··· PROVIDED DATA ···
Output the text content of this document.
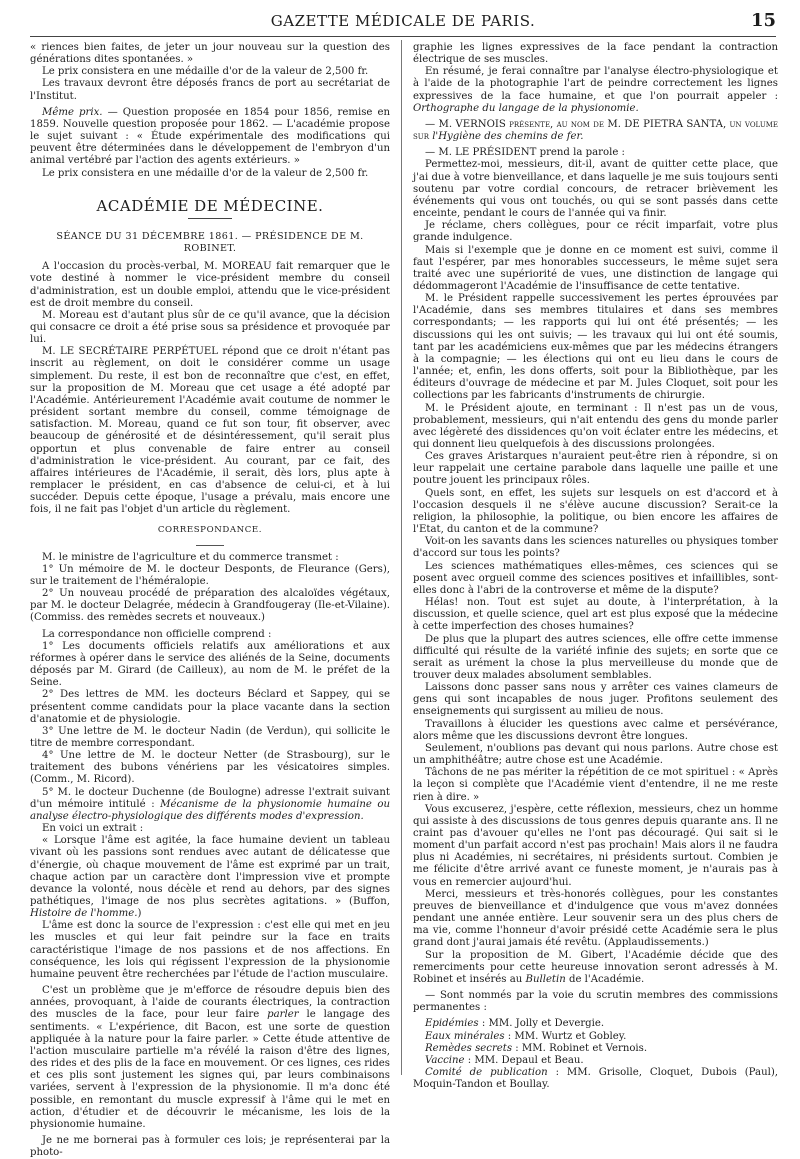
GAZETTE MÉDICALE DE PARIS.	15

« riences bien faites, de jeter un jour nouveau sur la question des générations dites spontanées. »

Le prix consistera en une médaille d'or de la valeur de 2,500 fr.

Les travaux devront être déposés francs de port au secrétariat de l'Institut.

Même prix. — Question proposée en 1854 pour 1856, remise en 1859. Nouvelle question proposée pour 1862. — L'académie propose le sujet suivant : « Étude expérimentale des modifications qui peuvent être déterminées dans le développement de l'embryon d'un animal vertébré par l'action des agents extérieurs. »

Le prix consistera en une médaille d'or de la valeur de 2,500 fr.

ACADÉMIE DE MÉDECINE.
SÉANCE DU 31 DÉCEMBRE 1861. — PRÉSIDENCE DE M. ROBINET.

A l'occasion du procès-verbal, M. MOREAU fait remarquer que le vote destiné à nommer le vice-président membre du conseil d'administration, est un double emploi, attendu que le vice-président est de droit membre du conseil.

M. Moreau est d'autant plus sûr de ce qu'il avance, que la décision qui consacre ce droit a été prise sous sa présidence et provoquée par lui.

M. LE SECRÉTAIRE PERPÉTUEL répond que ce droit n'étant pas inscrit au règlement, on doit le considérer comme un usage simplement. Du reste, il est bon de reconnaître que c'est, en effet, sur la proposition de M. Moreau que cet usage a été adopté par l'Académie. Antérieurement l'Académie avait coutume de nommer le président sortant membre du conseil, comme témoignage de satisfaction. M. Moreau, quand ce fut son tour, fit observer, avec beaucoup de générosité et de désintéressement, qu'il serait plus opportun et plus convenable de faire entrer au conseil d'administration le vice-président. Au courant, par ce fait, des affaires intérieures de l'Académie, il serait, dès lors, plus apte à remplacer le président, en cas d'absence de celui-ci, et à lui succéder. Depuis cette époque, l'usage a prévalu, mais encore une fois, il ne fait pas l'objet d'un article du règlement.

CORRESPONDANCE.

M. le ministre de l'agriculture et du commerce transmet :

1° Un mémoire de M. le docteur Desponts, de Fleurance (Gers), sur le traitement de l'héméralopie.

2° Un nouveau procédé de préparation des alcaloïdes végétaux, par M. le docteur Delagrée, médecin à Grandfougeray (Ile-et-Vilaine). (Commiss. des remèdes secrets et nouveaux.)

La correspondance non officielle comprend :

1° Les documents officiels relatifs aux améliorations et aux réformes à opérer dans le service des aliénés de la Seine, documents déposés par M. Girard (de Cailleux), au nom de M. le préfet de la Seine.

2° Des lettres de MM. les docteurs Béclard et Sappey, qui se présentent comme candidats pour la place vacante dans la section d'anatomie et de physiologie.

3° Une lettre de M. le docteur Nadin (de Verdun), qui sollicite le titre de membre correspondant.

4° Une lettre de M. le docteur Netter (de Strasbourg), sur le traitement des bubons vénériens par les vésicatoires simples. (Comm., M. Ricord).

5° M. le docteur Duchenne (de Boulogne) adresse l'extrait suivant d'un mémoire intitulé : Mécanisme de la physionomie humaine ou analyse électro-physiologique des différents modes d'expression.

En voici un extrait :

« Lorsque l'âme est agitée, la face humaine devient un tableau vivant où les passions sont rendues avec autant de délicatesse que d'énergie, où chaque mouvement de l'âme est exprimé par un trait, chaque action par un caractère dont l'impression vive et prompte devance la volonté, nous décèle et rend au dehors, par des signes pathétiques, l'image de nos plus secrètes agitations. » (Buffon, Histoire de l'homme.)

L'âme est donc la source de l'expression : c'est elle qui met en jeu les muscles et qui leur fait peindre sur la face en traits caractéristique l'image de nos passions et de nos affections. En conséquence, les lois qui régissent l'expression de la physionomie humaine peuvent être recherchées par l'étude de l'action musculaire.

C'est un problème que je m'efforce de résoudre depuis bien des années, provoquant, à l'aide de courants électriques, la contraction des muscles de la face, pour leur faire parler le langage des sentiments. « L'expérience, dit Bacon, est une sorte de question appliquée à la nature pour la faire parler. » Cette étude attentive de l'action musculaire partielle m'a révélé la raison d'être des lignes, des rides et des plis de la face en mouvement. Or ces lignes, ces rides et ces plis sont justement les signes qui, par leurs combinaisons variées, servent à l'expression de la physionomie. Il m'a donc été possible, en remontant du muscle expressif à l'âme qui le met en action, d'étudier et de découvrir le mécanisme, les lois de la physionomie humaine.

Je ne me bornerai pas à formuler ces lois; je représenterai par la photo-

graphie les lignes expressives de la face pendant la contraction électrique de ses muscles.

En résumé, je ferai connaître par l'analyse électro-physiologique et à l'aide de la photographie l'art de peindre correctement les lignes expressives de la face humaine, et que l'on pourrait appeler : Orthographe du langage de la physionomie.

— M. VERNOIS présente, au nom de M. DE PIETRA SANTA, un volume sur l'Hygiène des chemins de fer.

— M. LE PRÉSIDENT prend la parole :

Permettez-moi, messieurs, dit-il, avant de quitter cette place, que j'ai due à votre bienveillance, et dans laquelle je me suis toujours senti soutenu par votre cordial concours, de retracer brièvement les événements qui vous ont touchés, ou qui se sont passés dans cette enceinte, pendant le cours de l'année qui va finir.

Je réclame, chers collègues, pour ce récit imparfait, votre plus grande indulgence.

Mais si l'exemple que je donne en ce moment est suivi, comme il faut l'espérer, par mes honorables successeurs, le même sujet sera traité avec une supériorité de vues, une distinction de langage qui dédommageront l'Académie de l'insuffisance de cette tentative.

M. le Président rappelle successivement les pertes éprouvées par l'Académie, dans ses membres titulaires et dans ses membres correspondants; — les rapports qui lui ont été présentés; — les discussions qui les ont suivis; — les travaux qui lui ont été soumis, tant par les académiciens eux-mêmes que par les médecins étrangers à la compagnie; — les élections qui ont eu lieu dans le cours de l'année; et, enfin, les dons offerts, soit pour la Bibliothèque, par les éditeurs d'ouvrage de médecine et par M. Jules Cloquet, soit pour les collections par les fabricants d'instruments de chirurgie.

M. le Président ajoute, en terminant : Il n'est pas un de vous, probablement, messieurs, qui n'ait entendu des gens du monde parler avec légèreté des dissidences qu'on voit éclater entre les médecins, et qui donnent lieu quelquefois à des discussions prolongées.

Ces graves Aristarques n'auraient peut-être rien à répondre, si on leur rappelait une certaine parabole dans laquelle une paille et une poutre jouent les principaux rôles.

Quels sont, en effet, les sujets sur lesquels on est d'accord et à l'occasion desquels il ne s'élève aucune discussion? Serait-ce la religion, la philosophie, la politique, ou bien encore les affaires de l'Etat, du canton et de la commune?

Voit-on les savants dans les sciences naturelles ou physiques tomber d'accord sur tous les points?

Les sciences mathématiques elles-mêmes, ces sciences qui se posent avec orgueil comme des sciences positives et infaillibles, sont-elles donc à l'abri de la controverse et même de la dispute?

Hélas! non. Tout est sujet au doute, à l'interprétation, à la discussion, et quelle science, quel art est plus exposé que la médecine à cette imperfection des choses humaines?

De plus que la plupart des autres sciences, elle offre cette immense difficulté qui résulte de la variété infinie des sujets; en sorte que ce serait as urément la chose la plus merveilleuse du monde que de trouver deux malades absolument semblables.

Laissons donc passer sans nous y arrêter ces vaines clameurs de gens qui sont incapables de nous juger. Profitons seulement des enseignements qui surgissent au milieu de nous.

Travaillons à élucider les questions avec calme et persévérance, alors même que les discussions devront être longues.

Seulement, n'oublions pas devant qui nous parlons. Autre chose est un amphithéâtre; autre chose est une Académie.

Tâchons de ne pas mériter la répétition de ce mot spirituel : « Après la leçon si complète que l'Académie vient d'entendre, il ne me reste rien à dire. »

Vous excuserez, j'espère, cette réflexion, messieurs, chez un homme qui assiste à des discussions de tous genres depuis quarante ans. Il ne craint pas d'avouer qu'elles ne l'ont pas découragé. Qui sait si le moment d'un parfait accord n'est pas prochain! Mais alors il ne faudra plus ni Académies, ni secrétaires, ni présidents surtout. Combien je me félicite d'être arrivé avant ce funeste moment, je n'aurais pas à vous en remercier aujourd'hui.

Merci, messieurs et très-honorés collègues, pour les constantes preuves de bienveillance et d'indulgence que vous m'avez données pendant une année entière. Leur souvenir sera un des plus chers de ma vie, comme l'honneur d'avoir présidé cette Académie sera le plus grand dont j'aurai jamais été revêtu. (Applaudissements.)

Sur la proposition de M. Gibert, l'Académie décide que des remerciments pour cette heureuse innovation seront adressés à M. Robinet et insérés au Bulletin de l'Académie.

— Sont nommés par la voie du scrutin membres des commissions permanentes :

Epidémies : MM. Jolly et Devergie.

Eaux minérales : MM. Wurtz et Gobley.

Remèdes secrets : MM. Robinet et Vernois.

Vaccine : MM. Depaul et Beau.

Comité de publication : MM. Grisolle, Cloquet, Dubois (Paul), Moquin-Tandon et Boullay.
···
## EXERCISE DIRECTIONS
Show all lines above holding "extrait".

## RESPONSE TO THIS TASK
5° M. le docteur Duchenne (de Boulogne) adresse l'extrait suivant d'un mémoire intitulé : Mécanisme de la physionomie humaine ou analyse électro-physiologique des différents modes d'expression.
En voici un extrait :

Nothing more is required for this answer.